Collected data
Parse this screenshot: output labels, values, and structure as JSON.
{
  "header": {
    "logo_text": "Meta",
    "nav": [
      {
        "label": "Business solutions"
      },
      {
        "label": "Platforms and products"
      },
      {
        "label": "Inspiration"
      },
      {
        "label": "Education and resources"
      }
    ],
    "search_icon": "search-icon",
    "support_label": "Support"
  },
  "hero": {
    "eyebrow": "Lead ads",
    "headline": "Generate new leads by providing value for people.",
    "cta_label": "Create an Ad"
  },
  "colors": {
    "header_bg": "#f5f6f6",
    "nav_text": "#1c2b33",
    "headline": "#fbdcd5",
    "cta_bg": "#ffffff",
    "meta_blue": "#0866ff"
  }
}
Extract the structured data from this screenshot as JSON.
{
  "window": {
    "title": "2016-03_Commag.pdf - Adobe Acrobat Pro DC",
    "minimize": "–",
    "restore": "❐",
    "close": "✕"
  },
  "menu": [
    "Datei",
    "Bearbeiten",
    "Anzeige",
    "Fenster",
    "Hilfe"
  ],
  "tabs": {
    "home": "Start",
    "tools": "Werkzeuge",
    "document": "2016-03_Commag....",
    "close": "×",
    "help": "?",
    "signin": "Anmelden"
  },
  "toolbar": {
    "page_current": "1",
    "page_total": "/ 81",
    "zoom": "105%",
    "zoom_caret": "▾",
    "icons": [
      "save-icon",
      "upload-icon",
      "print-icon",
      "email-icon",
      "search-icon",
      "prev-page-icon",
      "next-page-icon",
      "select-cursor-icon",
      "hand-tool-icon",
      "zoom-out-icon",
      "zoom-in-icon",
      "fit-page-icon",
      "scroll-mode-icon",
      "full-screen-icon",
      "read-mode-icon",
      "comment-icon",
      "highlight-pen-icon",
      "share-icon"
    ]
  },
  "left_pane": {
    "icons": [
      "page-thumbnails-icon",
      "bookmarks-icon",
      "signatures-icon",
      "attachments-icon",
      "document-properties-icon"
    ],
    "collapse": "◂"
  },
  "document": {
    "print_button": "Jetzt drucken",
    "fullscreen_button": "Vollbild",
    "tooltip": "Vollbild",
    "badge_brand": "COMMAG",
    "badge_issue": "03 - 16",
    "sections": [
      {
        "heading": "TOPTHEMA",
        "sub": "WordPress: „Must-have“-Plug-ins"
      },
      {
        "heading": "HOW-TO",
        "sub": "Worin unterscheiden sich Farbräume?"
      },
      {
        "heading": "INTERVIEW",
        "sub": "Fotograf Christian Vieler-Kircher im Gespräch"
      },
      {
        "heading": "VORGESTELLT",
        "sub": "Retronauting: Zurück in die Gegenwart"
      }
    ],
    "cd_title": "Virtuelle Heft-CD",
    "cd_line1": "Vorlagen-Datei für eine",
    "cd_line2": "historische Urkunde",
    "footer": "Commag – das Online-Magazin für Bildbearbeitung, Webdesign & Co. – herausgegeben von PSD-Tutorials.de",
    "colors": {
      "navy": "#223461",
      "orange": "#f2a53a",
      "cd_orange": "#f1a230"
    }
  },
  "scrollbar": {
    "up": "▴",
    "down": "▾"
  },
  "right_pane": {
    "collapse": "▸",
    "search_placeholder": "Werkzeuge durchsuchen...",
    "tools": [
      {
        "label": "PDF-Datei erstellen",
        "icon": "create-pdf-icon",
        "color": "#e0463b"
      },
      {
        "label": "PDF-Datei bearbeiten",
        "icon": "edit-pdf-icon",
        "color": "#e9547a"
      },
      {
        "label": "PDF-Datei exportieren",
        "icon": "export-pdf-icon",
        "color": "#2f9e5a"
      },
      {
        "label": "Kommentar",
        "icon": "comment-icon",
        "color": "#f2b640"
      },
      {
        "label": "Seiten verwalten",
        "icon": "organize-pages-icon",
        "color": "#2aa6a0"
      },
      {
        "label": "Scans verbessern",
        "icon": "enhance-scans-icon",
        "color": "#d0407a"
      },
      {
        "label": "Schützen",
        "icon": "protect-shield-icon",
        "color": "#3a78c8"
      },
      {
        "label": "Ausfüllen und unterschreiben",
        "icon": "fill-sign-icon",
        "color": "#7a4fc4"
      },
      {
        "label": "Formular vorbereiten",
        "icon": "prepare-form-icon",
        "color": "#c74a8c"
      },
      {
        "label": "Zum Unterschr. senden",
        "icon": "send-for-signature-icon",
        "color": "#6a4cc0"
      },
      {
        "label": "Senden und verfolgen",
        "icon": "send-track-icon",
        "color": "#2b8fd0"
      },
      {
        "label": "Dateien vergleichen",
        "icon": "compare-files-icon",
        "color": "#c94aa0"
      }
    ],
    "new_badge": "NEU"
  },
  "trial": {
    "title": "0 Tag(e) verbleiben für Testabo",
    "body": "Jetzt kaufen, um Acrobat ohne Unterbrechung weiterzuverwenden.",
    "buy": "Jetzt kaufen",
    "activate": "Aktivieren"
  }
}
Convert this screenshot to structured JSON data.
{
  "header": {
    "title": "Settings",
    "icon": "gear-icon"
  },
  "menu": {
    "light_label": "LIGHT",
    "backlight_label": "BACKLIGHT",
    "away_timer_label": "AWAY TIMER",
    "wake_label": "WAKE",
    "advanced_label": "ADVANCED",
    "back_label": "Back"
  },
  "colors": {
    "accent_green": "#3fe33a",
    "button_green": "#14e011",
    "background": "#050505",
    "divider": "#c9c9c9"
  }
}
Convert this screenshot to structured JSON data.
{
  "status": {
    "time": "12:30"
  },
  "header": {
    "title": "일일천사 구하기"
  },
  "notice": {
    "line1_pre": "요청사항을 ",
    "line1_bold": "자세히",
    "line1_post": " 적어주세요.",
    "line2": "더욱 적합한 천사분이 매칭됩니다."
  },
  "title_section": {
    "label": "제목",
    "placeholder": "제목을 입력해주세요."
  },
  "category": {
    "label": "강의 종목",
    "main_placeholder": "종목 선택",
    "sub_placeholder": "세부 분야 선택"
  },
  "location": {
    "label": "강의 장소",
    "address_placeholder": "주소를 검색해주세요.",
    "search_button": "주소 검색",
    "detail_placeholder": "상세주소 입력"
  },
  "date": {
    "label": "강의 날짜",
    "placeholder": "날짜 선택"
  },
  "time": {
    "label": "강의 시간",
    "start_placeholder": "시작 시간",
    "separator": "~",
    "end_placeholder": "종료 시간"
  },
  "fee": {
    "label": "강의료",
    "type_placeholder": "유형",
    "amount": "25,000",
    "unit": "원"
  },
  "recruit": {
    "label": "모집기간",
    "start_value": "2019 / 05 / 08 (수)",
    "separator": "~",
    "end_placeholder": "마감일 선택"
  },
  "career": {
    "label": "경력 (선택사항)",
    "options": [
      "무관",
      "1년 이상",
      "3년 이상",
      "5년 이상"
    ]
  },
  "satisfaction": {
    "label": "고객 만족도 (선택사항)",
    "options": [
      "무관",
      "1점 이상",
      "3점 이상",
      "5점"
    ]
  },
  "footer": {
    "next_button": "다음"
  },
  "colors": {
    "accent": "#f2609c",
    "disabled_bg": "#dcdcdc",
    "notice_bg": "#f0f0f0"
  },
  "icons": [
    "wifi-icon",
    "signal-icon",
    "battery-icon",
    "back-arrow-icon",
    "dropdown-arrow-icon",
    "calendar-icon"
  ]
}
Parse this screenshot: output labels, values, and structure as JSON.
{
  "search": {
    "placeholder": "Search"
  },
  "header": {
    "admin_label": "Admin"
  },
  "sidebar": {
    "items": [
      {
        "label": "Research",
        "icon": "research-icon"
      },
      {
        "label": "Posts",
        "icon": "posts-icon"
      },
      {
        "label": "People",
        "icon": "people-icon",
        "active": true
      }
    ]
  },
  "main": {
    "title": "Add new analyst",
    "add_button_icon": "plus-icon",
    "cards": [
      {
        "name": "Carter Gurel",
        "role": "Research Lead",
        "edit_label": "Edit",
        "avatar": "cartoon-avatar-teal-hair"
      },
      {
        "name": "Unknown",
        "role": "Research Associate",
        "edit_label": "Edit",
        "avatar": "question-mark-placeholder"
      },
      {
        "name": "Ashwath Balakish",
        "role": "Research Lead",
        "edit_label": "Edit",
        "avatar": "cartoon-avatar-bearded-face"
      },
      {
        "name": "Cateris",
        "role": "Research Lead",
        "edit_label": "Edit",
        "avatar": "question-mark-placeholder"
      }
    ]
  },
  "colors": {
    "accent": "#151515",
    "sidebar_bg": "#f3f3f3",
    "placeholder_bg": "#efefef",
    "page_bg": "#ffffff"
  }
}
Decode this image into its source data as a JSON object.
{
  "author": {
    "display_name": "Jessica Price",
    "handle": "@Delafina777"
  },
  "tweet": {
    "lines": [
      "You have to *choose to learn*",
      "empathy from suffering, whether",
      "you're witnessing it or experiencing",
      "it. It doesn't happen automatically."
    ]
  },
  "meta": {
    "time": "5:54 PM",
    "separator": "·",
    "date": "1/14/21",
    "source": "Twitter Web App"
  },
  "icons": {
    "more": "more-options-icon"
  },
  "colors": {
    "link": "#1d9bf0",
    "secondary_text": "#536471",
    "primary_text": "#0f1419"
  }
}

» **PROBLEM**
Pick out the lines above containing the word "cartoon", then copy them.

» **ANSWER TO THIS TASK**
        "avatar": "cartoon-avatar-teal-hair"
        "avatar": "cartoon-avatar-bearded-face"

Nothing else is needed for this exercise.